#### [Goal]
Assemble all lines in which the string "text" appears.

#### [Chart and figure data]
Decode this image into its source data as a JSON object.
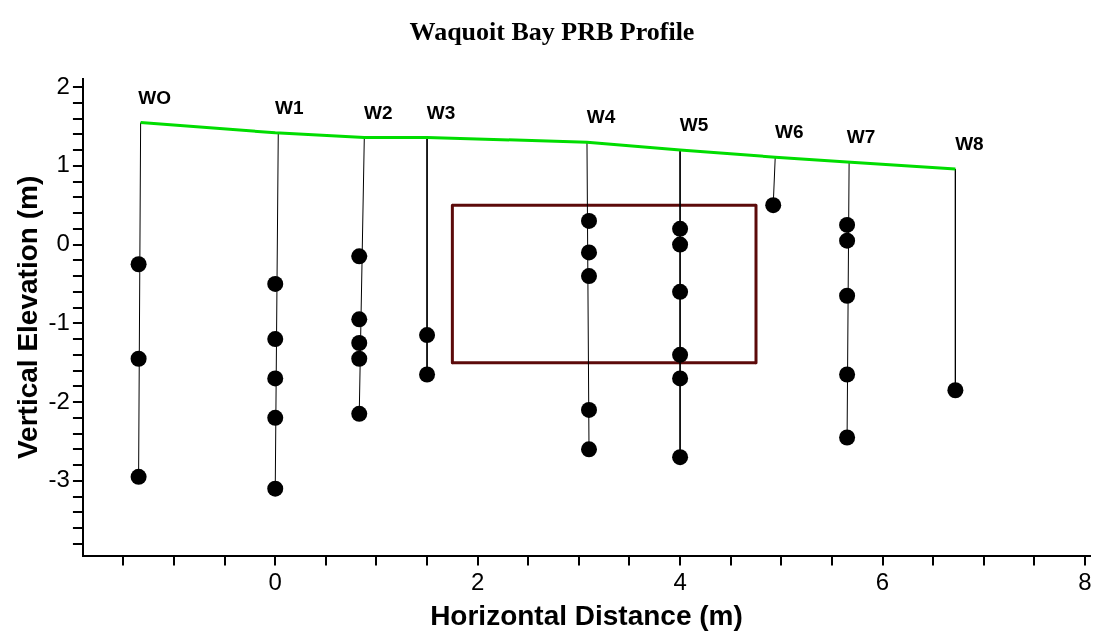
{
  "chart_data": {
    "type": "scatter",
    "title": "Waquoit Bay PRB Profile",
    "xlabel": "Horizontal Distance (m)",
    "ylabel": "Vertical Elevation (m)",
    "xlim": [
      -1.9,
      8.05
    ],
    "ylim": [
      -3.95,
      2.1
    ],
    "xticks": [
      {
        "value": -1.5,
        "label": null
      },
      {
        "value": -1,
        "label": null
      },
      {
        "value": -0.5,
        "label": null
      },
      0,
      {
        "value": 0.5,
        "label": null
      },
      {
        "value": 1,
        "label": null
      },
      {
        "value": 1.5,
        "label": null
      },
      2,
      {
        "value": 2.5,
        "label": null
      },
      {
        "value": 3,
        "label": null
      },
      {
        "value": 3.5,
        "label": null
      },
      4,
      {
        "value": 4.5,
        "label": null
      },
      {
        "value": 5,
        "label": null
      },
      {
        "value": 5.5,
        "label": null
      },
      6,
      {
        "value": 6.5,
        "label": null
      },
      {
        "value": 7,
        "label": null
      },
      {
        "value": 7.5,
        "label": null
      },
      8
    ],
    "yticks": [
      {
        "value": -3.8,
        "label": null
      },
      {
        "value": -3.6,
        "label": null
      },
      {
        "value": -3.4,
        "label": null
      },
      {
        "value": -3.2,
        "label": null
      },
      -3,
      {
        "value": -2.8,
        "label": null
      },
      {
        "value": -2.6,
        "label": null
      },
      {
        "value": -2.4,
        "label": null
      },
      {
        "value": -2.2,
        "label": null
      },
      -2,
      {
        "value": -1.8,
        "label": null
      },
      {
        "value": -1.6,
        "label": null
      },
      {
        "value": -1.4,
        "label": null
      },
      {
        "value": -1.2,
        "label": null
      },
      -1,
      {
        "value": -0.8,
        "label": null
      },
      {
        "value": -0.6,
        "label": null
      },
      {
        "value": -0.4,
        "label": null
      },
      {
        "value": -0.2,
        "label": null
      },
      0,
      {
        "value": 0.2,
        "label": null
      },
      {
        "value": 0.4,
        "label": null
      },
      {
        "value": 0.6,
        "label": null
      },
      {
        "value": 0.8,
        "label": null
      },
      1,
      {
        "value": 1.2,
        "label": null
      },
      {
        "value": 1.4,
        "label": null
      },
      {
        "value": 1.6,
        "label": null
      },
      {
        "value": 1.8,
        "label": null
      },
      2
    ],
    "grid": false,
    "legend": false,
    "series": [
      {
        "marker": "circle",
        "color": "#000000",
        "x": [
          -1.35,
          -1.35,
          -1.35,
          0,
          0,
          0,
          0,
          0,
          0.83,
          0.83,
          0.83,
          0.83,
          0.83,
          1.5,
          1.5,
          3.1,
          3.1,
          3.1,
          3.1,
          3.1,
          4,
          4,
          4,
          4,
          4,
          4,
          4.92,
          5.65,
          5.65,
          5.65,
          5.65,
          5.65,
          6.72
        ],
        "values": [
          -0.25,
          -1.45,
          -2.95,
          -0.5,
          -1.2,
          -1.7,
          -2.2,
          -3.1,
          -0.15,
          -0.95,
          -1.25,
          -1.45,
          -2.15,
          -1.15,
          -1.65,
          0.3,
          -0.1,
          -0.4,
          -2.1,
          -2.6,
          0.2,
          0,
          -0.6,
          -1.4,
          -1.7,
          -2.7,
          0.5,
          0.25,
          0.05,
          -0.65,
          -1.65,
          -2.45,
          -1.85
        ]
      },
      {
        "type": "line",
        "marker": "none",
        "color": "#00dd00",
        "x": [
          -1.33,
          0,
          0.88,
          1.5,
          3.08,
          4,
          4.94,
          5.65,
          6.72
        ],
        "values": [
          1.55,
          1.42,
          1.36,
          1.36,
          1.3,
          1.2,
          1.11,
          1.05,
          0.96
        ]
      },
      {
        "type": "line",
        "marker": "none",
        "color": "#000000",
        "x": [
          -1.33,
          -1.35
        ],
        "values": [
          1.55,
          -2.95
        ]
      },
      {
        "type": "line",
        "marker": "none",
        "color": "#000000",
        "x": [
          0.03,
          0
        ],
        "values": [
          1.42,
          -3.1
        ]
      },
      {
        "type": "line",
        "marker": "none",
        "color": "#000000",
        "x": [
          0.88,
          0.83
        ],
        "values": [
          1.36,
          -2.15
        ]
      },
      {
        "type": "line",
        "marker": "none",
        "color": "#000000",
        "x": [
          1.5,
          1.5
        ],
        "values": [
          1.36,
          -1.65
        ]
      },
      {
        "type": "line",
        "marker": "none",
        "color": "#000000",
        "x": [
          3.08,
          3.1
        ],
        "values": [
          1.3,
          -2.6
        ]
      },
      {
        "type": "line",
        "marker": "none",
        "color": "#000000",
        "x": [
          4,
          4
        ],
        "values": [
          1.2,
          -2.7
        ]
      },
      {
        "type": "line",
        "marker": "none",
        "color": "#000000",
        "x": [
          4.94,
          4.92
        ],
        "values": [
          1.11,
          0.5
        ]
      },
      {
        "type": "line",
        "marker": "none",
        "color": "#000000",
        "x": [
          5.67,
          5.65
        ],
        "values": [
          1.05,
          -2.45
        ]
      },
      {
        "type": "line",
        "marker": "none",
        "color": "#000000",
        "x": [
          6.72,
          6.72
        ],
        "values": [
          0.96,
          -1.85
        ]
      },
      {
        "type": "line",
        "marker": "none",
        "color": "#5c0a0a",
        "x": [
          1.75,
          4.75
        ],
        "values": [
          0.5,
          0.5
        ]
      },
      {
        "type": "line",
        "marker": "none",
        "color": "#5c0a0a",
        "x": [
          4.75,
          4.75
        ],
        "values": [
          0.5,
          -1.5
        ]
      },
      {
        "type": "line",
        "marker": "none",
        "color": "#5c0a0a",
        "x": [
          1.75,
          4.75
        ],
        "values": [
          -1.5,
          -1.5
        ]
      },
      {
        "type": "line",
        "marker": "none",
        "color": "#5c0a0a",
        "x": [
          1.75,
          1.75
        ],
        "values": [
          0.5,
          -1.5
        ]
      }
    ],
    "annotations": [
      {
        "text": "WO",
        "x": -1.33,
        "y": 1.55
      },
      {
        "text": "W1",
        "x": 0,
        "y": 1.42
      },
      {
        "text": "W2",
        "x": 0.88,
        "y": 1.36
      },
      {
        "text": "W3",
        "x": 1.5,
        "y": 1.36
      },
      {
        "text": "W4",
        "x": 3.08,
        "y": 1.3
      },
      {
        "text": "W5",
        "x": 4,
        "y": 1.2
      },
      {
        "text": "W6",
        "x": 4.94,
        "y": 1.11
      },
      {
        "text": "W7",
        "x": 5.65,
        "y": 1.05
      },
      {
        "text": "W8",
        "x": 6.72,
        "y": 0.96
      }
    ]
  }
}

#### [Finished task]
        "text": "WO",
        "text": "W1",
        "text": "W2",
        "text": "W3",
        "text": "W4",
        "text": "W5",
        "text": "W6",
        "text": "W7",
        "text": "W8",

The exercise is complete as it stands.